● What you need to do
Transcribe each record exactly. Include every one.

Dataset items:

----------

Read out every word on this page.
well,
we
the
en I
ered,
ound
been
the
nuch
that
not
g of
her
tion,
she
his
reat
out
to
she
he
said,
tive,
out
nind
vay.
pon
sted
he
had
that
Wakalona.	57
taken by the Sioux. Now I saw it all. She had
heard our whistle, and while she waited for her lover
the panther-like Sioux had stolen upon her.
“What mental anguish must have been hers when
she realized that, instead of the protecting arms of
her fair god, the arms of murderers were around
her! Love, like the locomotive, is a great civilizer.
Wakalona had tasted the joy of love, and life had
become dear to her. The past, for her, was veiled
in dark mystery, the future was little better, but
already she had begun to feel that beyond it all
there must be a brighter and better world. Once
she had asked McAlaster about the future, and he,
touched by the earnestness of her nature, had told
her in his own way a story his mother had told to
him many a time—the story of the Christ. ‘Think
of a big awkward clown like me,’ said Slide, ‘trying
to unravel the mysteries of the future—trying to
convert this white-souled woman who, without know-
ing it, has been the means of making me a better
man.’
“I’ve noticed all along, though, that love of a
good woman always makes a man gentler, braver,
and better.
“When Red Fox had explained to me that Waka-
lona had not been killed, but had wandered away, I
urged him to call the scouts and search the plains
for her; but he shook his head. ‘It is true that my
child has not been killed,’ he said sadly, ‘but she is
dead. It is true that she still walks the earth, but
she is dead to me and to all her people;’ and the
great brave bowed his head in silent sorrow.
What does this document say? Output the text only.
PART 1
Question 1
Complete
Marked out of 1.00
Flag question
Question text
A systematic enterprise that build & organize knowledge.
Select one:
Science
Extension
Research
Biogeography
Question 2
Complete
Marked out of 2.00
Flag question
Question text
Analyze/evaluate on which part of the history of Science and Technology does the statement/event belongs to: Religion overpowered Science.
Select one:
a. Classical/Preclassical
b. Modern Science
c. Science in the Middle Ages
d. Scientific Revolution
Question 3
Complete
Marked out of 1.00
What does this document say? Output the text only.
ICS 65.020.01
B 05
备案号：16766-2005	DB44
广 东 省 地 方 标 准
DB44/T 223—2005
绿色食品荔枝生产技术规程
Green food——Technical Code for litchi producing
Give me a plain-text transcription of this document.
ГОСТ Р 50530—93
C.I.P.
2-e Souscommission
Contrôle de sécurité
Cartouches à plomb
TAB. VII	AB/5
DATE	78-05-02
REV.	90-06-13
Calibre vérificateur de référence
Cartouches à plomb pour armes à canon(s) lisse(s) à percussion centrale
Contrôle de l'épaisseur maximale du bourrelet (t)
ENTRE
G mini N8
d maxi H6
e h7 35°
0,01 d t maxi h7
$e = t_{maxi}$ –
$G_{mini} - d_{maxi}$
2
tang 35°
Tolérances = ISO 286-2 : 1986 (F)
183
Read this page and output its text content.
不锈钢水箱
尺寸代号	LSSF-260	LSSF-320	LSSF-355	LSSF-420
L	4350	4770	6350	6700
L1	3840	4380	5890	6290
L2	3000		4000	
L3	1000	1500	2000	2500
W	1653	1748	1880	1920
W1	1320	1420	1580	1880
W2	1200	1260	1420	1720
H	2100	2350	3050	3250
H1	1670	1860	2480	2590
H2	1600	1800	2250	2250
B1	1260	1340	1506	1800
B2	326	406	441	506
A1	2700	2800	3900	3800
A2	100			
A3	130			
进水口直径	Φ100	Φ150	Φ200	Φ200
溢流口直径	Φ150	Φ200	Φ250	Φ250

----------

● Answer for this exercise
Read out every word on this page.
well,
we
the
en I
ered,
ound
been
the
nuch
that
not
g of
her
tion,
she
his
reat
out
to
she
he
said,
tive,
out
nind
vay.
pon
sted
he
had
that
Wakalona.	57
taken by the Sioux. Now I saw it all. She had
heard our whistle, and while she waited for her lover
the panther-like Sioux had stolen upon her.
“What mental anguish must have been hers when
she realized that, instead of the protecting arms of
her fair god, the arms of murderers were around
her! Love, like the locomotive, is a great civilizer.
Wakalona had tasted the joy of love, and life had
become dear to her. The past, for her, was veiled
in dark mystery, the future was little better, but
already she had begun to feel that beyond it all
there must be a brighter and better world. Once
she had asked McAlaster about the future, and he,
touched by the earnestness of her nature, had told
her in his own way a story his mother had told to
him many a time—the story of the Christ. ‘Think
of a big awkward clown like me,’ said Slide, ‘trying
to unravel the mysteries of the future—trying to
convert this white-souled woman who, without know-
ing it, has been the means of making me a better
man.’
“I’ve noticed all along, though, that love of a
good woman always makes a man gentler, braver,
and better.
“When Red Fox had explained to me that Waka-
lona had not been killed, but had wandered away, I
urged him to call the scouts and search the plains
for her; but he shook his head. ‘It is true that my
child has not been killed,’ he said sadly, ‘but she is
dead. It is true that she still walks the earth, but
she is dead to me and to all her people;’ and the
great brave bowed his head in silent sorrow.
What does this document say? Output the text only.
PART 1
Question 1
Complete
Marked out of 1.00
Flag question
Question text
A systematic enterprise that build & organize knowledge.
Select one:
Science
Extension
Research
Biogeography
Question 2
Complete
Marked out of 2.00
Flag question
Question text
Analyze/evaluate on which part of the history of Science and Technology does the statement/event belongs to: Religion overpowered Science.
Select one:
a. Classical/Preclassical
b. Modern Science
c. Science in the Middle Ages
d. Scientific Revolution
Question 3
Complete
Marked out of 1.00
What does this document say? Output the text only.
ICS 65.020.01
B 05
备案号：16766-2005	DB44
广 东 省 地 方 标 准
DB44/T 223—2005
绿色食品荔枝生产技术规程
Green food——Technical Code for litchi producing
Give me a plain-text transcription of this document.
ГОСТ Р 50530—93
C.I.P.
2-e Souscommission
Contrôle de sécurité
Cartouches à plomb
TAB. VII	AB/5
DATE	78-05-02
REV.	90-06-13
Calibre vérificateur de référence
Cartouches à plomb pour armes à canon(s) lisse(s) à percussion centrale
Contrôle de l'épaisseur maximale du bourrelet (t)
ENTRE
G mini N8
d maxi H6
e h7 35°
0,01 d t maxi h7
$e = t_{maxi}$ –
$G_{mini} - d_{maxi}$
2
tang 35°
Tolérances = ISO 286-2 : 1986 (F)
183
Read this page and output its text content.
不锈钢水箱
尺寸代号	LSSF-260	LSSF-320	LSSF-355	LSSF-420
L	4350	4770	6350	6700
L1	3840	4380	5890	6290
L2	3000		4000	
L3	1000	1500	2000	2500
W	1653	1748	1880	1920
W1	1320	1420	1580	1880
W2	1200	1260	1420	1720
H	2100	2350	3050	3250
H1	1670	1860	2480	2590
H2	1600	1800	2250	2250
B1	1260	1340	1506	1800
B2	326	406	441	506
A1	2700	2800	3900	3800
A2	100			
A3	130			
进水口直径	Φ100	Φ150	Φ200	Φ200
溢流口直径	Φ150	Φ200	Φ250	Φ250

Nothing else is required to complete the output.